▼

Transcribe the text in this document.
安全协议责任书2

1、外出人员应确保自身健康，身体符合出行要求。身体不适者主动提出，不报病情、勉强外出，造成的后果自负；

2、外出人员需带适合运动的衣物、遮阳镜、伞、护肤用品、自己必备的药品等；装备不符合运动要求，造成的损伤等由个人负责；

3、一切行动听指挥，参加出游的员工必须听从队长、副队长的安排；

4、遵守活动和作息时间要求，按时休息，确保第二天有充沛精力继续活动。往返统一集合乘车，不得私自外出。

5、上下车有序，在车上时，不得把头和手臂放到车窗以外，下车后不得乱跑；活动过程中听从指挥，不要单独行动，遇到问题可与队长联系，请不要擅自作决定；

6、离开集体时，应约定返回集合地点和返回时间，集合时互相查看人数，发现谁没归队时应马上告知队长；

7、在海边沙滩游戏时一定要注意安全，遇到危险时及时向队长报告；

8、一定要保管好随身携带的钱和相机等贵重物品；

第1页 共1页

▲

TO BE DONE - Print out every entry, keeping each one exact.

SOLUTION TO THE PROBLEM -
Transcribe the text in this document.
安全协议责任书2

1、外出人员应确保自身健康，身体符合出行要求。身体不适者主动提出，不报病情、勉强外出，造成的后果自负；

2、外出人员需带适合运动的衣物、遮阳镜、伞、护肤用品、自己必备的药品等；装备不符合运动要求，造成的损伤等由个人负责；

3、一切行动听指挥，参加出游的员工必须听从队长、副队长的安排；

4、遵守活动和作息时间要求，按时休息，确保第二天有充沛精力继续活动。往返统一集合乘车，不得私自外出。

5、上下车有序，在车上时，不得把头和手臂放到车窗以外，下车后不得乱跑；活动过程中听从指挥，不要单独行动，遇到问题可与队长联系，请不要擅自作决定；

6、离开集体时，应约定返回集合地点和返回时间，集合时互相查看人数，发现谁没归队时应马上告知队长；

7、在海边沙滩游戏时一定要注意安全，遇到危险时及时向队长报告；

8、一定要保管好随身携带的钱和相机等贵重物品；

第1页 共1页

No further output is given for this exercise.